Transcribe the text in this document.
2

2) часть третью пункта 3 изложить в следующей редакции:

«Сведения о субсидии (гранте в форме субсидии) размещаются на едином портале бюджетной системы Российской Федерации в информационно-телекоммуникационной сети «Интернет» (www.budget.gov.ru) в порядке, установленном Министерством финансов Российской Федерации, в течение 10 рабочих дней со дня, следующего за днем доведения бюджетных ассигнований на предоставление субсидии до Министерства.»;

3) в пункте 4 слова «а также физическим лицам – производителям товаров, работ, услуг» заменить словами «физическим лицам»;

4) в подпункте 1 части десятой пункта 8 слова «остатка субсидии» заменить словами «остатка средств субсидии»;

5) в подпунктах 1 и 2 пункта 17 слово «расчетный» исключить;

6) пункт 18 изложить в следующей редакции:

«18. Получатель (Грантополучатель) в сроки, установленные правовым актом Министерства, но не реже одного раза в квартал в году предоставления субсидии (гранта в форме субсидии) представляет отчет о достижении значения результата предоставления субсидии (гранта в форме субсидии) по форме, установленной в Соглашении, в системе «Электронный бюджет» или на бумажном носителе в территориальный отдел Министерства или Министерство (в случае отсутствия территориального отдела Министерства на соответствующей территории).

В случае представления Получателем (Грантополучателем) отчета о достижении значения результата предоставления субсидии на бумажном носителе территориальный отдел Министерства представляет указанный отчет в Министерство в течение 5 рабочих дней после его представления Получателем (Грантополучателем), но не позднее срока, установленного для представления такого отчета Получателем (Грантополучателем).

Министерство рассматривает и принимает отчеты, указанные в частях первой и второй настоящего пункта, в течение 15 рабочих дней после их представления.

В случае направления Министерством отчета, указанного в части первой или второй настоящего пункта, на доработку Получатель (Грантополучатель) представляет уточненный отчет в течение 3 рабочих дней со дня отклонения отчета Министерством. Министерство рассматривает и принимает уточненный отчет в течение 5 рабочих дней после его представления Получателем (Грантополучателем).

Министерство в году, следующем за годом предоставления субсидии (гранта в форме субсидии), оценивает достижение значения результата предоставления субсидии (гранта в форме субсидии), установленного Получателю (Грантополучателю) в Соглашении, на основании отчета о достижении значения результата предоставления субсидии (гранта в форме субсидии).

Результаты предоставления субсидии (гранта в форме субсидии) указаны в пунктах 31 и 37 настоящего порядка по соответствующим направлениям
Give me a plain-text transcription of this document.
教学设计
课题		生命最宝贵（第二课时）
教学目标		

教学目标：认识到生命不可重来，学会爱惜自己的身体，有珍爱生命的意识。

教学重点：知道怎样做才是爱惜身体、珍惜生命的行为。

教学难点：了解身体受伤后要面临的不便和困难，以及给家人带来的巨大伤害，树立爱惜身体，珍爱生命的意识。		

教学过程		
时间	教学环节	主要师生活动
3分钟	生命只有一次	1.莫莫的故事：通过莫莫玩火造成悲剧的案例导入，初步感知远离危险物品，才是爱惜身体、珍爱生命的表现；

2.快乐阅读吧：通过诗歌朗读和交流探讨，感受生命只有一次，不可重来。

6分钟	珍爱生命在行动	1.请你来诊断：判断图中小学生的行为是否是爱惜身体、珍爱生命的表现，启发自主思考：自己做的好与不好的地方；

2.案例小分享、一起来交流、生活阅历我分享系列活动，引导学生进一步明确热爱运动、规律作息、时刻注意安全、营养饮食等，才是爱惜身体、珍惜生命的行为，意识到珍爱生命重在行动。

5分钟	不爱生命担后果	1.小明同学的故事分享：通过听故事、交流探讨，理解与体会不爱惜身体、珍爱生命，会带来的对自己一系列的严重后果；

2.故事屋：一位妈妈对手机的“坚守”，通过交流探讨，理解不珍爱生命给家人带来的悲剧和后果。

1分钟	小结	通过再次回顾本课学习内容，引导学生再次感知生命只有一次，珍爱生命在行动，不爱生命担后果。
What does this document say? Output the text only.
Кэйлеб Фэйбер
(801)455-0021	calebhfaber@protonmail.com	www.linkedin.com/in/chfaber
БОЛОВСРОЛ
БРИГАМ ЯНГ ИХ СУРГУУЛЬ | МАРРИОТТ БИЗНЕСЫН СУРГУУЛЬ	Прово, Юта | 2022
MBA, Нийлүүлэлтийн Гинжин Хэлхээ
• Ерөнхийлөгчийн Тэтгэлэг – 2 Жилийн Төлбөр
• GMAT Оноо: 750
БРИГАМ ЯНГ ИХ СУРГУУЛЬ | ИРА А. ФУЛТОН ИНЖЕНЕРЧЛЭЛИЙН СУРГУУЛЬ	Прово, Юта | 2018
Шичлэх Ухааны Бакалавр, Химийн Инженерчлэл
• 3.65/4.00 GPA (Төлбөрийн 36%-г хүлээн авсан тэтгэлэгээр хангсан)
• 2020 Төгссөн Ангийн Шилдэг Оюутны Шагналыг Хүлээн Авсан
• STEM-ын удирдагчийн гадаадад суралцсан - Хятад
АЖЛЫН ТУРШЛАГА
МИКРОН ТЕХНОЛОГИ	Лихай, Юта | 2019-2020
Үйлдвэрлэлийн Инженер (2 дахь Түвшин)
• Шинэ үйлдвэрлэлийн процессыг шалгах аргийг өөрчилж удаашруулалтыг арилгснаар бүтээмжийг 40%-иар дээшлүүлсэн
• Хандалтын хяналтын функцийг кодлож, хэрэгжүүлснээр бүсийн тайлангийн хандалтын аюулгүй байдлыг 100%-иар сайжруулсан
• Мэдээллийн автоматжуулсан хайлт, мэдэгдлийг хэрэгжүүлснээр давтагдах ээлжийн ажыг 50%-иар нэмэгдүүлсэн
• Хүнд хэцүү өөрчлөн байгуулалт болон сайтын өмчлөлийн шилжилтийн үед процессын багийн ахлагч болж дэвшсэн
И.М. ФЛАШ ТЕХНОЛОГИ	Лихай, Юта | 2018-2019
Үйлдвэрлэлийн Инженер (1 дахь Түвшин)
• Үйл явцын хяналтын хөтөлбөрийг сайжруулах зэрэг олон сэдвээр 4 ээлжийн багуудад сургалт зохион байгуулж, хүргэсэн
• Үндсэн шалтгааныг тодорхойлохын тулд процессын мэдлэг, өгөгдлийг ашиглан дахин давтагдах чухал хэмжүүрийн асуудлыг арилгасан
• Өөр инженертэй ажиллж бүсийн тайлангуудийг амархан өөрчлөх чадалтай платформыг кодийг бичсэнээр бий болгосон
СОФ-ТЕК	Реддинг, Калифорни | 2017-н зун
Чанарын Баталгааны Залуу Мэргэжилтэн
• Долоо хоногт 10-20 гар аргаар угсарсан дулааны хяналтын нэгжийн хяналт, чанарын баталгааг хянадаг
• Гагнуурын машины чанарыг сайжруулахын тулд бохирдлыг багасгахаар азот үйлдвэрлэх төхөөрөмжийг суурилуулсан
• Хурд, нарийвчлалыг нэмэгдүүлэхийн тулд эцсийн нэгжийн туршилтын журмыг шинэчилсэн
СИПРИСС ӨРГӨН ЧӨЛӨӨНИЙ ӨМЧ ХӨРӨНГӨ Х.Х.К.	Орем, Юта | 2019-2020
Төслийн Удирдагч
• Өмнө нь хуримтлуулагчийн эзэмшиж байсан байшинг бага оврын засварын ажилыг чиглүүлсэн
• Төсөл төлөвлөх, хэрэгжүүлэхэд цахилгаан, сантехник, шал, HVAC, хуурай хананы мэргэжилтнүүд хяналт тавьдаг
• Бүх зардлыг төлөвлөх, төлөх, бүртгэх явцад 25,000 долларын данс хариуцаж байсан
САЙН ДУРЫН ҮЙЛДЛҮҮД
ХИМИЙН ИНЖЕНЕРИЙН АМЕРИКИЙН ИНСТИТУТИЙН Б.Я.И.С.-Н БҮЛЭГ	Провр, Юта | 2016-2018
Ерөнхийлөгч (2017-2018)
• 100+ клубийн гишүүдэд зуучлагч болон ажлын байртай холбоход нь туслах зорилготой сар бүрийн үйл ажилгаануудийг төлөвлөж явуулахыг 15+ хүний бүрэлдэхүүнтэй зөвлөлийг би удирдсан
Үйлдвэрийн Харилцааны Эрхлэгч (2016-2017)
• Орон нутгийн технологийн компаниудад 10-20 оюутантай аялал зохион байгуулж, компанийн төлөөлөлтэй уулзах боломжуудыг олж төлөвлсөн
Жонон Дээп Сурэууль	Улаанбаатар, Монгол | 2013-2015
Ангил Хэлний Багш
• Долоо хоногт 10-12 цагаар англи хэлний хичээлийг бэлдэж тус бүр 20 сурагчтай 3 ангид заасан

━━━

Challenge
Extract, from the material above, each line holding the word "изложить".

Solution to this task
2) часть третью пункта 3 изложить в следующей редакции:
6) пункт 18 изложить в следующей редакции:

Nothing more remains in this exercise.